From 34bd69668a7307b0be0cdd3319b5e822b3014302 Mon Sep 17 00:00:00 2001
From: =?UTF-8?q?Marko=20M=C3=A4kel=C3=A4?= <marko.makela@mariadb.com>
Date: Mon, 20 Nov 2017 09:49:21 +0200
Subject: [PATCH] Follow-up fix to MDEV-13328

As pointed out by Shaohua Wang, the merge of MDEV-13328 from
10.1 (5.6) to 10.2 (5.7) was performed incorrectly.
Let us always pass a non-NULL FlushObserver* when writing to
data files is desired.

FlushObserver::is_partial_flush(): Check if this is a bulk-load
(partial flush of the tablespace).

FlushObserver::is_interrupted(): Check for interrupt status.

buf_LRU_flush_or_remove_pages(): Instead of trx_t*, take
FlushObserver* as a parameter.

buf_flush_or_remove_pages(): Remove the parameters flush, trx.
If observer!=NULL, write out the data pages. Use the new predicate
observer->is_partial() to distinguish a partial tablespace flush
(after bulk-loading) from a full tablespace flush (export).
Return a bool (whether all pages were removed from the flush_list).

buf_flush_dirty_pages(): Remove the parameter trx.

*Short exercise 1*
Answer these questions from the MDEV-13328 follow-up patch message:
(a) Who pointed out that the merge was performed incorrectly?
(b) What does buf_flush_or_remove_pages() now return?
(c) Which parameter is removed from buf_flush_dirty_pages()?
*Short exercise 2*
Write the next lines of the MDEV-13328 follow-up patch message, picking up after its final line.

*Data provided*

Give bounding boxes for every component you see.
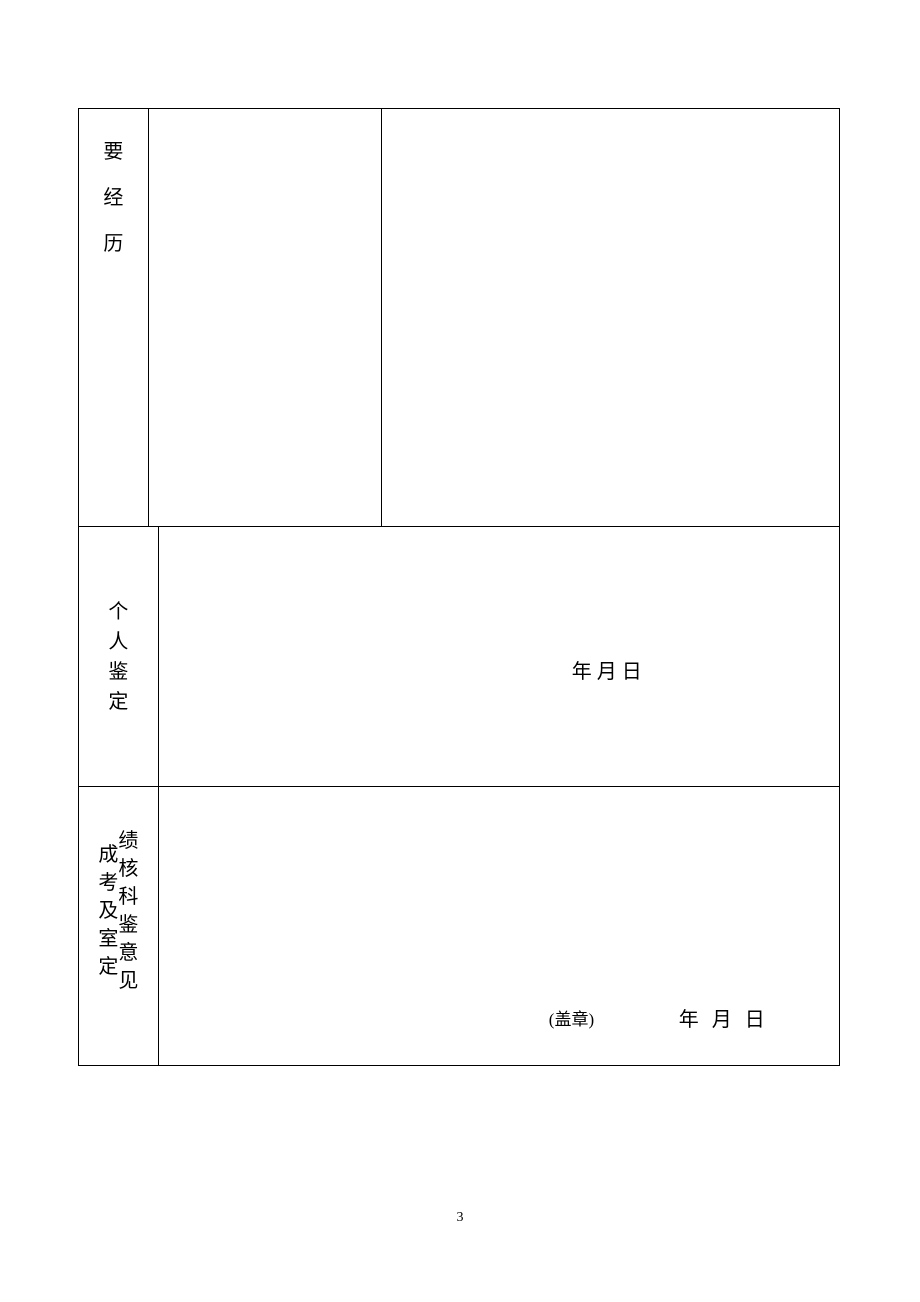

*Exercise answer 1*
(a) Shaohua Wang.
(b) A bool indicating whether all pages were removed from the flush_list.
(c) The parameter trx.

*Exercise answer 2*
---
 storage/innobase/buf/buf0flu.cc     |   6 +-
 storage/innobase/buf/buf0lru.cc     | 119 +++++++++++++++---------------------
 storage/innobase/fil/fil0fil.cc     |   5 +-
 storage/innobase/include/buf0flu.h  |  11 +++-
 storage/innobase/include/buf0lru.h  |   7 ++-
 storage/innobase/row/row0import.cc  |  15 +++--
 storage/innobase/row/row0quiesce.cc |   5 +-
 storage/innobase/srv/srv0start.cc   |  11 ++--
 8 files changed, 85 insertions(+), 94 deletions(-)

diff --git a/storage/innobase/buf/buf0flu.cc b/storage/innobase/buf/buf0flu.cc
index edeca87cbf1..7b67852e1cc 100644
--- a/storage/innobase/buf/buf0flu.cc
+++ b/storage/innobase/buf/buf0flu.cc
@@ -3809,11 +3809,9 @@ FlushObserver::notify_remove(
 void
 FlushObserver::flush()
 {
-	trx_t* trx = m_trx;
-	ut_ad(trx);
+	ut_ad(m_trx);
 
 	if (m_interrupted) {
-		trx = NULL;
 	} else {
 		if (m_stage != NULL) {
 			ulint	pages_to_flush =
@@ -3825,7 +3823,7 @@ FlushObserver::flush()
 	}
 
 	/* Flush or remove dirty pages. */
-	buf_LRU_flush_or_remove_pages(m_space_id, trx);
+	buf_LRU_flush_or_remove_pages(m_space_id, this);
 
 	/* Wait for all dirty pages were flushed. */
 	for (ulint i = 0; i < srv_buf_pool_instances; i++) {
diff --git a/storage/innobase/buf/buf0lru.cc b/storage/innobase/buf/buf0lru.cc
index 785fce68fef..62cae53bc9f 100644
--- a/storage/innobase/buf/buf0lru.cc
+++ b/storage/innobase/buf/buf0lru.cc
@@ -550,24 +550,15 @@ tablespace. The pages still remain a part of LRU and are evicted from
 the list as they age towards the tail of the LRU.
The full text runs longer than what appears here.